• Your task: Reproduce the entries in full, with no changes.

• Data to process:
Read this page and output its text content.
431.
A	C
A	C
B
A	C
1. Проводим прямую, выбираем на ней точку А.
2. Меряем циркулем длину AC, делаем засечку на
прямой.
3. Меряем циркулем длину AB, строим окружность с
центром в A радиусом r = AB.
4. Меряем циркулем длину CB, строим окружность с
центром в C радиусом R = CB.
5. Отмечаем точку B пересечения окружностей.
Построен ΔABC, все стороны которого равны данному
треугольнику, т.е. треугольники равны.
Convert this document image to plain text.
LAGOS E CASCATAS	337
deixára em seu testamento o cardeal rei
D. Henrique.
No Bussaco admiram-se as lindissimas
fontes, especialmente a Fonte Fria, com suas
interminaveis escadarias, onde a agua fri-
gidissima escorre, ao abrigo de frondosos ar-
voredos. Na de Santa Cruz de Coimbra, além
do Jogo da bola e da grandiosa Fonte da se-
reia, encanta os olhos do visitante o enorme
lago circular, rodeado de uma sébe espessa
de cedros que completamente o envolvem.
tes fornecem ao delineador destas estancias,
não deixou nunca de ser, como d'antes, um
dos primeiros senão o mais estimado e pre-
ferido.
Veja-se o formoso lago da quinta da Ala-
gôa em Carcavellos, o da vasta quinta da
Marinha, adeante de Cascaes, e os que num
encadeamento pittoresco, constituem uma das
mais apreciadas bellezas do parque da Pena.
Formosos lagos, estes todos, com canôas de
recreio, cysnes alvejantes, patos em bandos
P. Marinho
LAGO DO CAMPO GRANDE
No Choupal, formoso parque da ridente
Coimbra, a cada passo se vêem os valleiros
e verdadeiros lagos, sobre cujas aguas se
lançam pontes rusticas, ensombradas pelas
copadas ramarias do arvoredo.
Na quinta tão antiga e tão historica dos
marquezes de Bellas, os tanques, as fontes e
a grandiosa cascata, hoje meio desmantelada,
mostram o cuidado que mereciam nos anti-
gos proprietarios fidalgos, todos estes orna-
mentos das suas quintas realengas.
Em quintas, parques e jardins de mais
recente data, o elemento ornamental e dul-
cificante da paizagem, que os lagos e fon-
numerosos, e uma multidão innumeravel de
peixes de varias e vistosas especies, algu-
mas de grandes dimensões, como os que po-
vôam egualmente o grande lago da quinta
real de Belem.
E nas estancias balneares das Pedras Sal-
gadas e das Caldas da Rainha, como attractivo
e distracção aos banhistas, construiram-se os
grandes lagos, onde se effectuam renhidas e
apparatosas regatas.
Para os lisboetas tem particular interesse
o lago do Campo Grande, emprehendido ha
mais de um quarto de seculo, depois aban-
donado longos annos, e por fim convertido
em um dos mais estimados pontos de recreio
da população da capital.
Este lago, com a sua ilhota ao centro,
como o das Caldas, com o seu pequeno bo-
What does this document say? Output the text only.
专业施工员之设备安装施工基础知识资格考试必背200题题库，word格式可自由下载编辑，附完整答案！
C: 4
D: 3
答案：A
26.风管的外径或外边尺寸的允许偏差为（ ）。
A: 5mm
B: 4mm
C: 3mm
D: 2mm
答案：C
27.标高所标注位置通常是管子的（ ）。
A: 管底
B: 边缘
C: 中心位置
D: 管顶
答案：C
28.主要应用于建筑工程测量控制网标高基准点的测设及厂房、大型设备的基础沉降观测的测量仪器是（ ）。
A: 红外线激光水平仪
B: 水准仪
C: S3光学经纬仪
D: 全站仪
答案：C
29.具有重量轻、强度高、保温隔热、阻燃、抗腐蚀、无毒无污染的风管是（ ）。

• Complete output:
Read this page and output its text content.
431.
A	C
A	C
B
A	C
1. Проводим прямую, выбираем на ней точку А.
2. Меряем циркулем длину AC, делаем засечку на
прямой.
3. Меряем циркулем длину AB, строим окружность с
центром в A радиусом r = AB.
4. Меряем циркулем длину CB, строим окружность с
центром в C радиусом R = CB.
5. Отмечаем точку B пересечения окружностей.
Построен ΔABC, все стороны которого равны данному
треугольнику, т.е. треугольники равны.
Convert this document image to plain text.
LAGOS E CASCATAS	337
deixára em seu testamento o cardeal rei
D. Henrique.
No Bussaco admiram-se as lindissimas
fontes, especialmente a Fonte Fria, com suas
interminaveis escadarias, onde a agua fri-
gidissima escorre, ao abrigo de frondosos ar-
voredos. Na de Santa Cruz de Coimbra, além
do Jogo da bola e da grandiosa Fonte da se-
reia, encanta os olhos do visitante o enorme
lago circular, rodeado de uma sébe espessa
de cedros que completamente o envolvem.
tes fornecem ao delineador destas estancias,
não deixou nunca de ser, como d'antes, um
dos primeiros senão o mais estimado e pre-
ferido.
Veja-se o formoso lago da quinta da Ala-
gôa em Carcavellos, o da vasta quinta da
Marinha, adeante de Cascaes, e os que num
encadeamento pittoresco, constituem uma das
mais apreciadas bellezas do parque da Pena.
Formosos lagos, estes todos, com canôas de
recreio, cysnes alvejantes, patos em bandos
P. Marinho
LAGO DO CAMPO GRANDE
No Choupal, formoso parque da ridente
Coimbra, a cada passo se vêem os valleiros
e verdadeiros lagos, sobre cujas aguas se
lançam pontes rusticas, ensombradas pelas
copadas ramarias do arvoredo.
Na quinta tão antiga e tão historica dos
marquezes de Bellas, os tanques, as fontes e
a grandiosa cascata, hoje meio desmantelada,
mostram o cuidado que mereciam nos anti-
gos proprietarios fidalgos, todos estes orna-
mentos das suas quintas realengas.
Em quintas, parques e jardins de mais
recente data, o elemento ornamental e dul-
cificante da paizagem, que os lagos e fon-
numerosos, e uma multidão innumeravel de
peixes de varias e vistosas especies, algu-
mas de grandes dimensões, como os que po-
vôam egualmente o grande lago da quinta
real de Belem.
E nas estancias balneares das Pedras Sal-
gadas e das Caldas da Rainha, como attractivo
e distracção aos banhistas, construiram-se os
grandes lagos, onde se effectuam renhidas e
apparatosas regatas.
Para os lisboetas tem particular interesse
o lago do Campo Grande, emprehendido ha
mais de um quarto de seculo, depois aban-
donado longos annos, e por fim convertido
em um dos mais estimados pontos de recreio
da população da capital.
Este lago, com a sua ilhota ao centro,
como o das Caldas, com o seu pequeno bo-
What does this document say? Output the text only.
专业施工员之设备安装施工基础知识资格考试必背200题题库，word格式可自由下载编辑，附完整答案！
C: 4
D: 3
答案：A
26.风管的外径或外边尺寸的允许偏差为（ ）。
A: 5mm
B: 4mm
C: 3mm
D: 2mm
答案：C
27.标高所标注位置通常是管子的（ ）。
A: 管底
B: 边缘
C: 中心位置
D: 管顶
答案：C
28.主要应用于建筑工程测量控制网标高基准点的测设及厂房、大型设备的基础沉降观测的测量仪器是（ ）。
A: 红外线激光水平仪
B: 水准仪
C: S3光学经纬仪
D: 全站仪
答案：C
29.具有重量轻、强度高、保温隔热、阻燃、抗腐蚀、无毒无污染的风管是（ ）。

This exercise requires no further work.